* **WRITTEN REQUEST**:
Copy all the data exactly, except the pictures.

──────── THE RECORDS ────────

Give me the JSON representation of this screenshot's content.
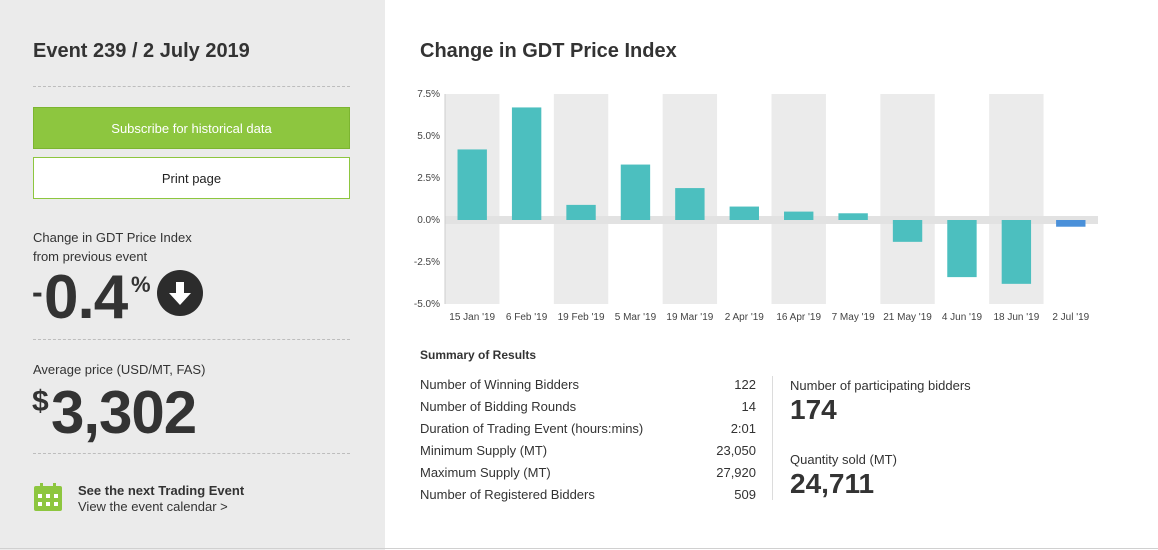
{
  "event": {
    "title": "Event 239 / 2 July 2019"
  },
  "buttons": {
    "subscribe": "Subscribe for historical data",
    "print": "Print page"
  },
  "change": {
    "label_line1": "Change in GDT Price Index",
    "label_line2": "from previous event",
    "sign": "-",
    "value": "0.4",
    "unit": "%",
    "direction": "down"
  },
  "average": {
    "label": "Average price (USD/MT, FAS)",
    "currency": "$",
    "value": "3,302"
  },
  "next_event": {
    "title": "See the next Trading Event",
    "link": "View the event calendar >"
  },
  "chart_section": {
    "title": "Change in GDT Price Index"
  },
  "chart_data": {
    "type": "bar",
    "categories": [
      "15 Jan '19",
      "6 Feb '19",
      "19 Feb '19",
      "5 Mar '19",
      "19 Mar '19",
      "2 Apr '19",
      "16 Apr '19",
      "7 May '19",
      "21 May '19",
      "4 Jun '19",
      "18 Jun '19",
      "2 Jul '19"
    ],
    "values": [
      4.2,
      6.7,
      0.9,
      3.3,
      1.9,
      0.8,
      0.5,
      0.4,
      -1.3,
      -3.4,
      -3.8,
      -0.4
    ],
    "ylim": [
      -5.0,
      7.5
    ],
    "yticks": [
      "7.5%",
      "5.0%",
      "2.5%",
      "0.0%",
      "-2.5%",
      "-5.0%"
    ],
    "ytick_values": [
      7.5,
      5.0,
      2.5,
      0.0,
      -2.5,
      -5.0
    ],
    "colors": {
      "bar": "#4cbfbf",
      "highlight": "#4a90d9",
      "band": "#ebebeb"
    },
    "highlight_index": 11,
    "grid": false
  },
  "summary": {
    "title": "Summary of Results",
    "rows": [
      {
        "label": "Number of Winning Bidders",
        "value": "122"
      },
      {
        "label": "Number of Bidding Rounds",
        "value": "14"
      },
      {
        "label": "Duration of Trading Event (hours:mins)",
        "value": "2:01"
      },
      {
        "label": "Minimum Supply (MT)",
        "value": "23,050"
      },
      {
        "label": "Maximum Supply (MT)",
        "value": "27,920"
      },
      {
        "label": "Number of Registered Bidders",
        "value": "509"
      }
    ]
  },
  "stats": {
    "participating_label": "Number of participating bidders",
    "participating_value": "174",
    "sold_label": "Quantity sold (MT)",
    "sold_value": "24,711"
  },
  "icons": {
    "arrow": "arrow-down-icon",
    "calendar": "calendar-icon"
  },
  "theme": {
    "accent": "#8dc63f",
    "dark": "#2c2c2c"
  }
}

────────

* **REPLY**:
Give me the JSON representation of this screenshot's content.
{
  "event": {
    "title": "Event 239 / 2 July 2019"
  },
  "buttons": {
    "subscribe": "Subscribe for historical data",
    "print": "Print page"
  },
  "change": {
    "label_line1": "Change in GDT Price Index",
    "label_line2": "from previous event",
    "sign": "-",
    "value": "0.4",
    "unit": "%",
    "direction": "down"
  },
  "average": {
    "label": "Average price (USD/MT, FAS)",
    "currency": "$",
    "value": "3,302"
  },
  "next_event": {
    "title": "See the next Trading Event",
    "link": "View the event calendar >"
  },
  "chart_section": {
    "title": "Change in GDT Price Index"
  },
  "chart_data": {
    "type": "bar",
    "categories": [
      "15 Jan '19",
      "6 Feb '19",
      "19 Feb '19",
      "5 Mar '19",
      "19 Mar '19",
      "2 Apr '19",
      "16 Apr '19",
      "7 May '19",
      "21 May '19",
      "4 Jun '19",
      "18 Jun '19",
      "2 Jul '19"
    ],
    "values": [
      4.2,
      6.7,
      0.9,
      3.3,
      1.9,
      0.8,
      0.5,
      0.4,
      -1.3,
      -3.4,
      -3.8,
      -0.4
    ],
    "ylim": [
      -5.0,
      7.5
    ],
    "yticks": [
      "7.5%",
      "5.0%",
      "2.5%",
      "0.0%",
      "-2.5%",
      "-5.0%"
    ],
    "ytick_values": [
      7.5,
      5.0,
      2.5,
      0.0,
      -2.5,
      -5.0
    ],
    "colors": {
      "bar": "#4cbfbf",
      "highlight": "#4a90d9",
      "band": "#ebebeb"
    },
    "highlight_index": 11,
    "grid": false
  },
  "summary": {
    "title": "Summary of Results",
    "rows": [
      {
        "label": "Number of Winning Bidders",
        "value": "122"
      },
      {
        "label": "Number of Bidding Rounds",
        "value": "14"
      },
      {
        "label": "Duration of Trading Event (hours:mins)",
        "value": "2:01"
      },
      {
        "label": "Minimum Supply (MT)",
        "value": "23,050"
      },
      {
        "label": "Maximum Supply (MT)",
        "value": "27,920"
      },
      {
        "label": "Number of Registered Bidders",
        "value": "509"
      }
    ]
  },
  "stats": {
    "participating_label": "Number of participating bidders",
    "participating_value": "174",
    "sold_label": "Quantity sold (MT)",
    "sold_value": "24,711"
  },
  "icons": {
    "arrow": "arrow-down-icon",
    "calendar": "calendar-icon"
  },
  "theme": {
    "accent": "#8dc63f",
    "dark": "#2c2c2c"
  }
}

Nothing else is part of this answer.